Could you extract every entry below and reproduce it exactly?

-- Extracted material start --

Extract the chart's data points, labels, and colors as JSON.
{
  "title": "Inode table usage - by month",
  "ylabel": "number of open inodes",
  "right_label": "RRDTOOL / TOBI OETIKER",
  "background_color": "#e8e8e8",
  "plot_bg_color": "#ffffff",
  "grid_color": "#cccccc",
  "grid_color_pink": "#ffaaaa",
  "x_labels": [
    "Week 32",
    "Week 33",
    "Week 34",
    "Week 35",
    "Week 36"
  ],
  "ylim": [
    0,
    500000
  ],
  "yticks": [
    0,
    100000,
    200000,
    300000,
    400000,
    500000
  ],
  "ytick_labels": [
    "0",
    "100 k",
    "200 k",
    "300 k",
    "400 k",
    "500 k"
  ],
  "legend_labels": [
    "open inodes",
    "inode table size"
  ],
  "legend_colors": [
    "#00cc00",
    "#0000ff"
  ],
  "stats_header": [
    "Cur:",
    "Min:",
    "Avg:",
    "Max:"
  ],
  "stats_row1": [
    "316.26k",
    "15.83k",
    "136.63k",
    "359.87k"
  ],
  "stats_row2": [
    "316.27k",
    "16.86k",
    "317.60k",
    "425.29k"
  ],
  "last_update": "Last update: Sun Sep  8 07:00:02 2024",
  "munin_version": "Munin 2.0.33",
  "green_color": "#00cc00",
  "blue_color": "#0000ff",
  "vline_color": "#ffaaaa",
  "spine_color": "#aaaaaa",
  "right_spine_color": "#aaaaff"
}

-- Extracted material end --

● Answer in full:
Extract the chart's data points, labels, and colors as JSON.
{
  "title": "Inode table usage - by month",
  "ylabel": "number of open inodes",
  "right_label": "RRDTOOL / TOBI OETIKER",
  "background_color": "#e8e8e8",
  "plot_bg_color": "#ffffff",
  "grid_color": "#cccccc",
  "grid_color_pink": "#ffaaaa",
  "x_labels": [
    "Week 32",
    "Week 33",
    "Week 34",
    "Week 35",
    "Week 36"
  ],
  "ylim": [
    0,
    500000
  ],
  "yticks": [
    0,
    100000,
    200000,
    300000,
    400000,
    500000
  ],
  "ytick_labels": [
    "0",
    "100 k",
    "200 k",
    "300 k",
    "400 k",
    "500 k"
  ],
  "legend_labels": [
    "open inodes",
    "inode table size"
  ],
  "legend_colors": [
    "#00cc00",
    "#0000ff"
  ],
  "stats_header": [
    "Cur:",
    "Min:",
    "Avg:",
    "Max:"
  ],
  "stats_row1": [
    "316.26k",
    "15.83k",
    "136.63k",
    "359.87k"
  ],
  "stats_row2": [
    "316.27k",
    "16.86k",
    "317.60k",
    "425.29k"
  ],
  "last_update": "Last update: Sun Sep  8 07:00:02 2024",
  "munin_version": "Munin 2.0.33",
  "green_color": "#00cc00",
  "blue_color": "#0000ff",
  "vline_color": "#ffaaaa",
  "spine_color": "#aaaaaa",
  "right_spine_color": "#aaaaff"
}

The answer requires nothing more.